_SET EXERCISE_
Which lines of the records contain "Segurança"? Collect every one of them.

---------- INPUT MATERIAL

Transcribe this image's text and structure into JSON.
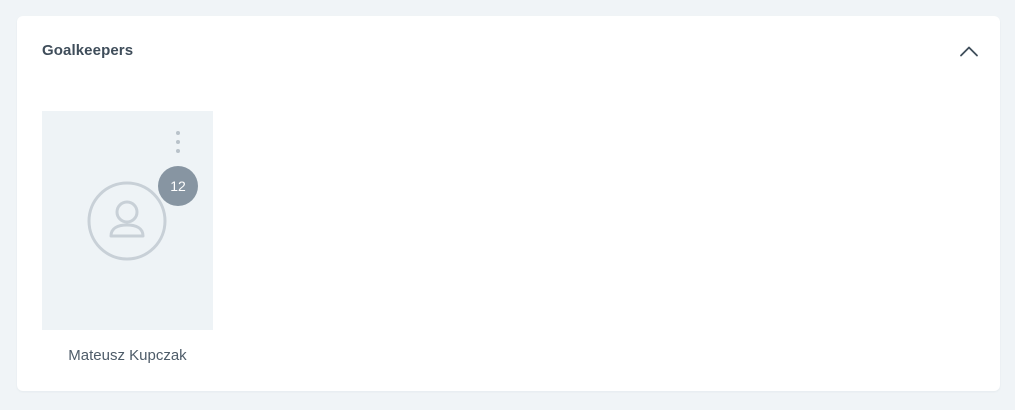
{
  "section": {
    "title": "Goalkeepers",
    "collapse_icon": "chevron-up-icon"
  },
  "players": [
    {
      "name": "Mateusz Kupczak",
      "number": "12",
      "avatar_icon": "user-placeholder-icon",
      "menu_icon": "more-vertical-icon"
    }
  ],
  "colors": {
    "page_background": "#f0f4f7",
    "card_background": "#eef3f6",
    "badge_background": "#8795a2",
    "title_text": "#3f4d5a",
    "name_text": "#4e5c69"
  }
}
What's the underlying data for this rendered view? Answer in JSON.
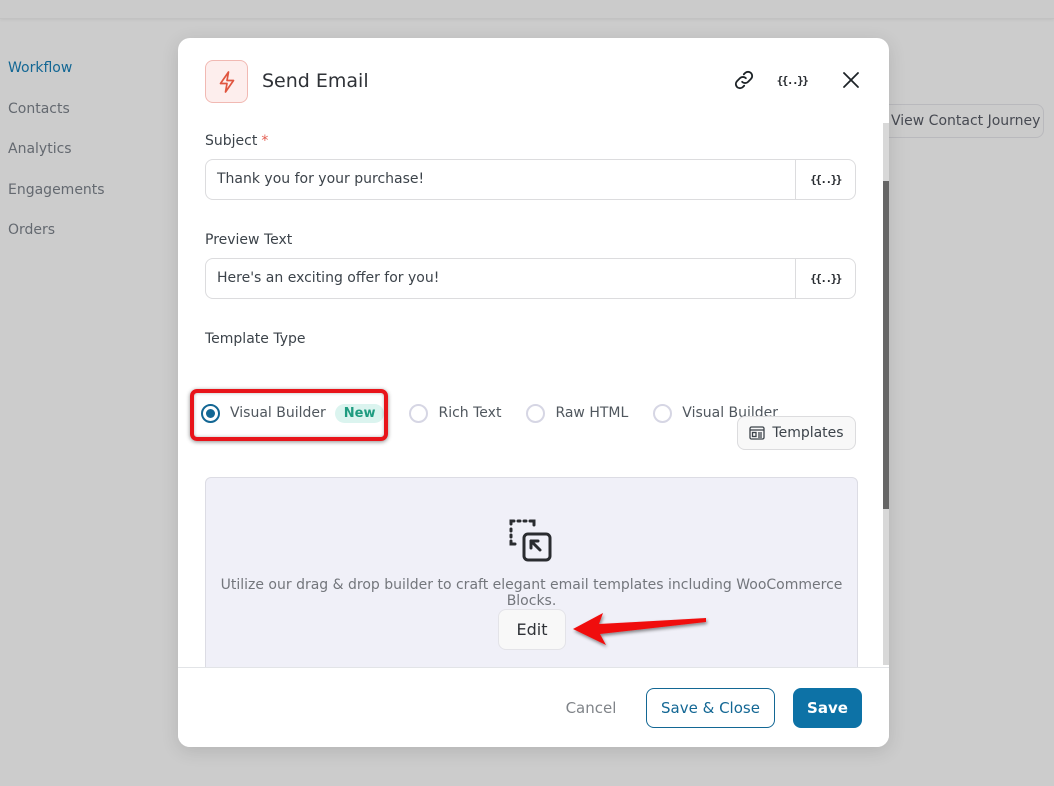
{
  "sidebar": {
    "items": [
      {
        "label": "Workflow",
        "active": true
      },
      {
        "label": "Contacts"
      },
      {
        "label": "Analytics"
      },
      {
        "label": "Engagements"
      },
      {
        "label": "Orders"
      }
    ]
  },
  "background": {
    "view_contact_journey_label": "View Contact Journey"
  },
  "modal": {
    "title": "Send Email",
    "icons": {
      "header_icon": "lightning-bolt-icon",
      "link": "link-icon",
      "merge_tags": "merge-tags-icon",
      "close": "close-icon"
    },
    "merge_tag_glyph": "{{..}}",
    "subject": {
      "label": "Subject",
      "required_mark": "*",
      "value": "Thank you for your purchase!"
    },
    "preview_text": {
      "label": "Preview Text",
      "value": "Here's an exciting offer for you!"
    },
    "template_type": {
      "label": "Template Type",
      "options": [
        {
          "label": "Visual Builder",
          "badge": "New",
          "checked": true
        },
        {
          "label": "Rich Text",
          "checked": false
        },
        {
          "label": "Raw HTML",
          "checked": false
        },
        {
          "label": "Visual Builder",
          "checked": false
        }
      ]
    },
    "templates_button": "Templates",
    "builder": {
      "description": "Utilize our drag & drop builder to craft elegant email templates including WooCommerce Blocks.",
      "edit_button": "Edit"
    },
    "footer": {
      "cancel": "Cancel",
      "save_close": "Save & Close",
      "save": "Save"
    }
  },
  "annotations": {
    "highlight_color": "#e8141a",
    "arrow_color": "#e8141a"
  },
  "colors": {
    "primary": "#136794",
    "save_bg": "#0d72a6",
    "badge_bg": "#dbf4ef",
    "badge_text": "#1f9c80"
  }
}
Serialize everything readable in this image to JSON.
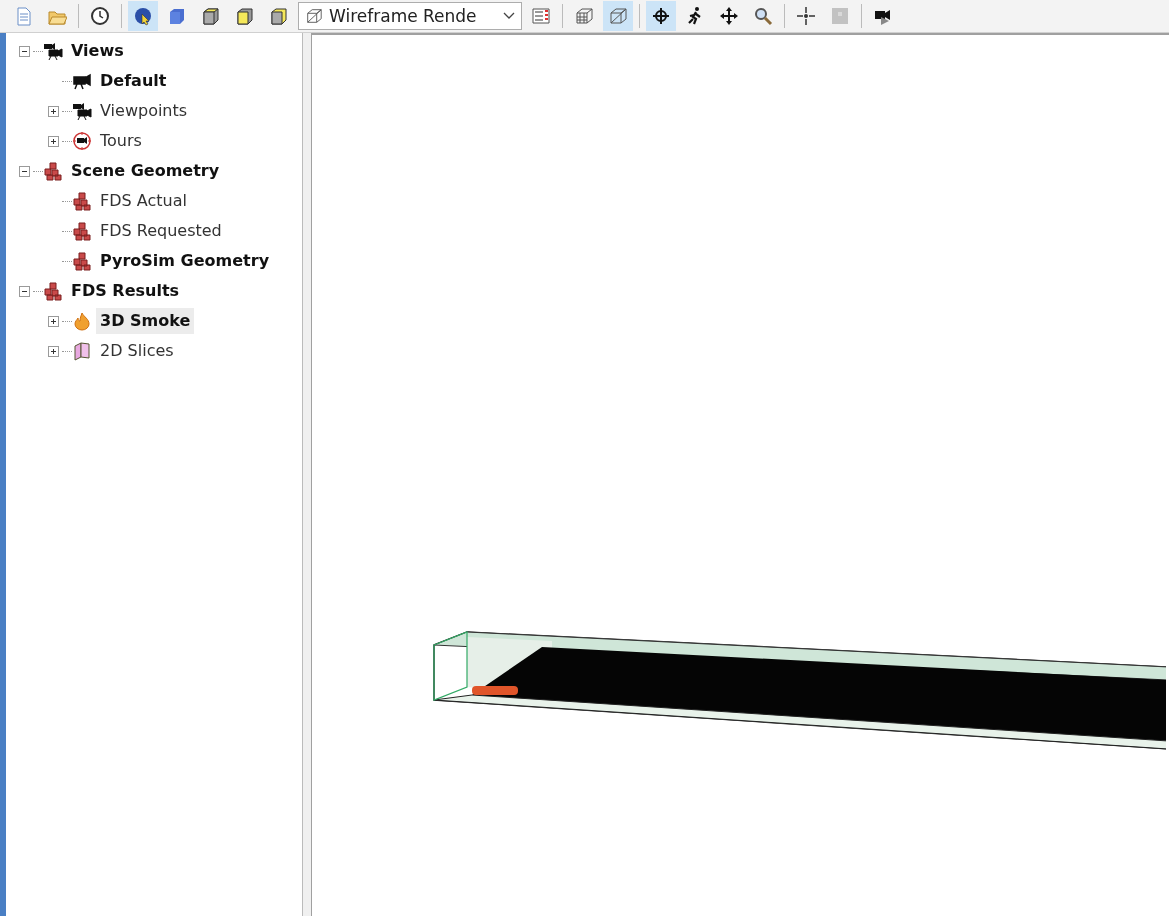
{
  "toolbar": [
    {
      "kind": "new-document",
      "selected": false,
      "disabled": false
    },
    {
      "kind": "open-folder",
      "selected": false,
      "disabled": false
    },
    {
      "kind": "separator"
    },
    {
      "kind": "clock",
      "selected": false,
      "disabled": false
    },
    {
      "kind": "separator"
    },
    {
      "kind": "select-pointer",
      "selected": true,
      "disabled": false
    },
    {
      "kind": "solid-cube",
      "selected": false,
      "disabled": false
    },
    {
      "kind": "box-top",
      "selected": false,
      "disabled": false
    },
    {
      "kind": "box-front",
      "selected": false,
      "disabled": false
    },
    {
      "kind": "box-side",
      "selected": false,
      "disabled": false
    },
    {
      "kind": "dropdown",
      "value": "Wireframe Rende"
    },
    {
      "kind": "list-numbers",
      "selected": false,
      "disabled": false
    },
    {
      "kind": "separator"
    },
    {
      "kind": "grid-box",
      "selected": false,
      "disabled": false
    },
    {
      "kind": "wire-box",
      "selected": true,
      "disabled": false
    },
    {
      "kind": "separator"
    },
    {
      "kind": "orbit",
      "selected": true,
      "disabled": false
    },
    {
      "kind": "walk",
      "selected": false,
      "disabled": false
    },
    {
      "kind": "pan",
      "selected": false,
      "disabled": false
    },
    {
      "kind": "zoom",
      "selected": false,
      "disabled": false
    },
    {
      "kind": "separator"
    },
    {
      "kind": "center",
      "selected": false,
      "disabled": false
    },
    {
      "kind": "puzzle",
      "selected": false,
      "disabled": true
    },
    {
      "kind": "separator"
    },
    {
      "kind": "camera-play",
      "selected": false,
      "disabled": false
    }
  ],
  "tree": [
    {
      "label": "Views",
      "kind": "camera-group",
      "bold": true,
      "selected": false,
      "expanded": true,
      "children": [
        {
          "label": "Default",
          "kind": "camera",
          "bold": true,
          "selected": false
        },
        {
          "label": "Viewpoints",
          "kind": "camera-group",
          "bold": false,
          "selected": false,
          "expanded": false
        },
        {
          "label": "Tours",
          "kind": "tour",
          "bold": false,
          "selected": false,
          "expanded": false
        }
      ]
    },
    {
      "label": "Scene Geometry",
      "kind": "geometry",
      "bold": true,
      "selected": false,
      "expanded": true,
      "children": [
        {
          "label": "FDS Actual",
          "kind": "geometry",
          "bold": false,
          "selected": false
        },
        {
          "label": "FDS Requested",
          "kind": "geometry",
          "bold": false,
          "selected": false
        },
        {
          "label": "PyroSim Geometry",
          "kind": "geometry",
          "bold": true,
          "selected": false
        }
      ]
    },
    {
      "label": "FDS Results",
      "kind": "geometry",
      "bold": true,
      "selected": false,
      "expanded": true,
      "children": [
        {
          "label": "3D Smoke",
          "kind": "smoke",
          "bold": true,
          "selected": true,
          "expanded": false
        },
        {
          "label": "2D Slices",
          "kind": "slices",
          "bold": false,
          "selected": false,
          "expanded": false
        }
      ]
    }
  ]
}
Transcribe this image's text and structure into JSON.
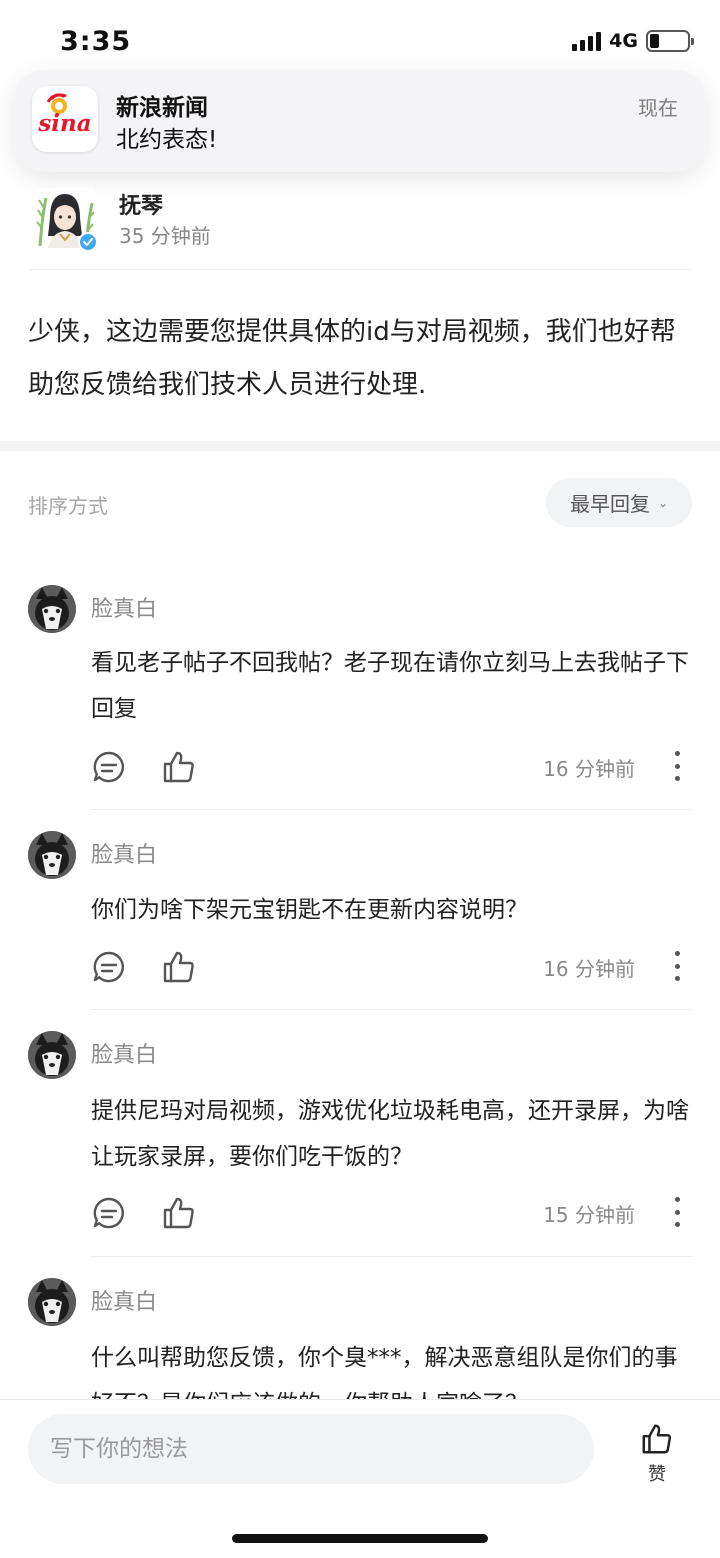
{
  "status_bar": {
    "time": "3:35",
    "network": "4G",
    "battery_fraction": 0.25,
    "signal_bars": 4
  },
  "notification": {
    "app_name": "新浪新闻",
    "message": "北约表态!",
    "time": "现在",
    "logo_text": "sina",
    "icon": "sina-logo-icon"
  },
  "author": {
    "name": "抚琴",
    "time": "35 分钟前",
    "verified": true
  },
  "post": {
    "body": "少侠，这边需要您提供具体的id与对局视频，我们也好帮助您反馈给我们技术人员进行处理."
  },
  "sort": {
    "label": "排序方式",
    "selected": "最早回复"
  },
  "comments": [
    {
      "user": "脸真白",
      "text": "看见老子帖子不回我帖？老子现在请你立刻马上去我帖子下回复",
      "time": "16 分钟前"
    },
    {
      "user": "脸真白",
      "text": "你们为啥下架元宝钥匙不在更新内容说明？",
      "time": "16 分钟前"
    },
    {
      "user": "脸真白",
      "text": "提供尼玛对局视频，游戏优化垃圾耗电高，还开录屏，为啥让玩家录屏，要你们吃干饭的？",
      "time": "15 分钟前"
    },
    {
      "user": "脸真白",
      "text": "什么叫帮助您反馈，你个臭***，解决恶意组队是你们的事好不？是你们应该做的，你帮助人家啥了？",
      "time": ""
    }
  ],
  "bottom_bar": {
    "input_placeholder": "写下你的想法",
    "like_label": "赞"
  },
  "colors": {
    "background": "#ffffff",
    "divider_band": "#f3f3f3",
    "pill_bg": "#f2f3f5",
    "muted_text": "#8a8a8a",
    "verified_badge": "#3fa8f5",
    "sina_red": "#e6162d"
  }
}
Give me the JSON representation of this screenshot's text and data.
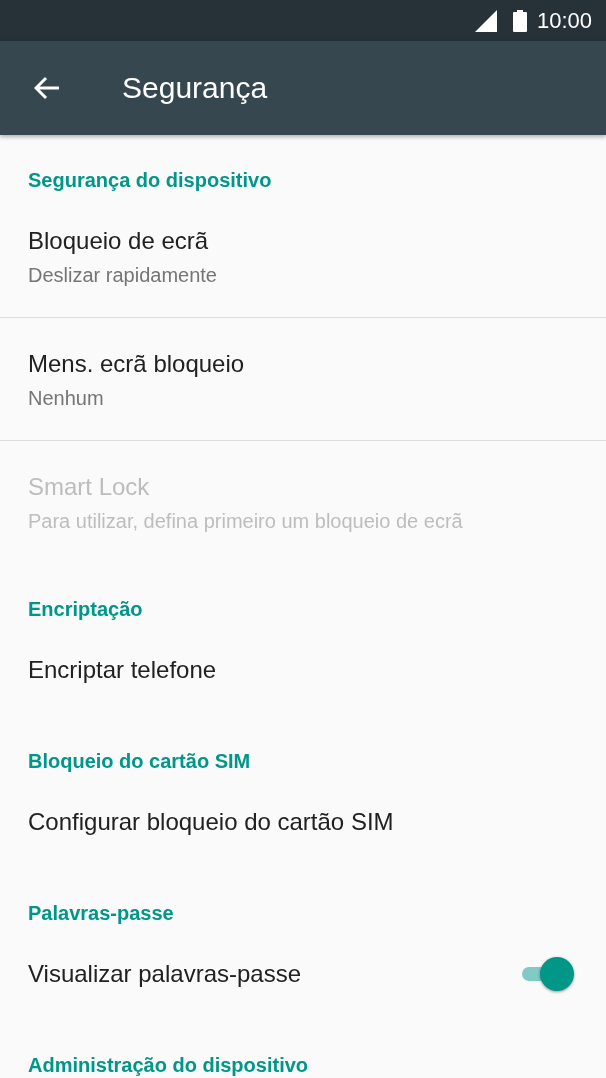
{
  "status_bar": {
    "time": "10:00"
  },
  "app_bar": {
    "title": "Segurança"
  },
  "sections": [
    {
      "title": "Segurança do dispositivo",
      "items": [
        {
          "kind": "text",
          "title": "Bloqueio de ecrã",
          "subtitle": "Deslizar rapidamente",
          "disabled": false
        },
        {
          "kind": "text",
          "title": "Mens. ecrã bloqueio",
          "subtitle": "Nenhum",
          "disabled": false
        },
        {
          "kind": "text",
          "title": "Smart Lock",
          "subtitle": "Para utilizar, defina primeiro um bloqueio de ecrã",
          "disabled": true
        }
      ]
    },
    {
      "title": "Encriptação",
      "items": [
        {
          "kind": "text",
          "title": "Encriptar telefone",
          "disabled": false
        }
      ]
    },
    {
      "title": "Bloqueio do cartão SIM",
      "items": [
        {
          "kind": "text",
          "title": "Configurar bloqueio do cartão SIM",
          "disabled": false
        }
      ]
    },
    {
      "title": "Palavras-passe",
      "items": [
        {
          "kind": "switch",
          "title": "Visualizar palavras-passe",
          "disabled": false,
          "on": true
        }
      ]
    },
    {
      "title": "Administração do dispositivo"
    }
  ]
}
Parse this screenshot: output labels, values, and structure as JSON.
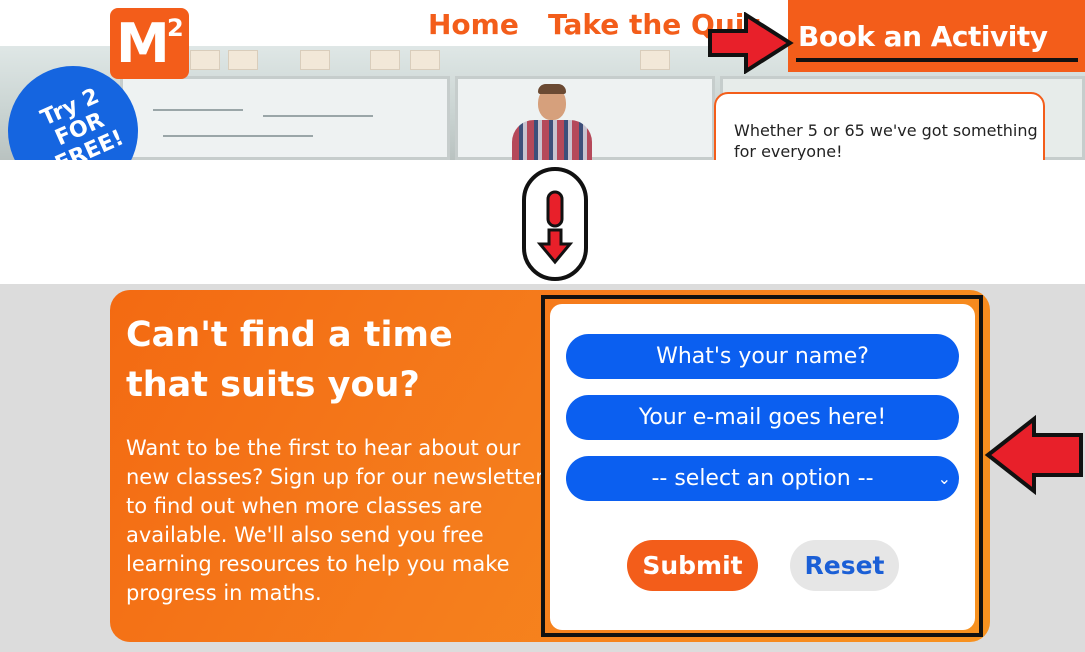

--------------------

_THE OUTPUT_
    "title": "Segurança"
      "title": "Segurança do dispositivo",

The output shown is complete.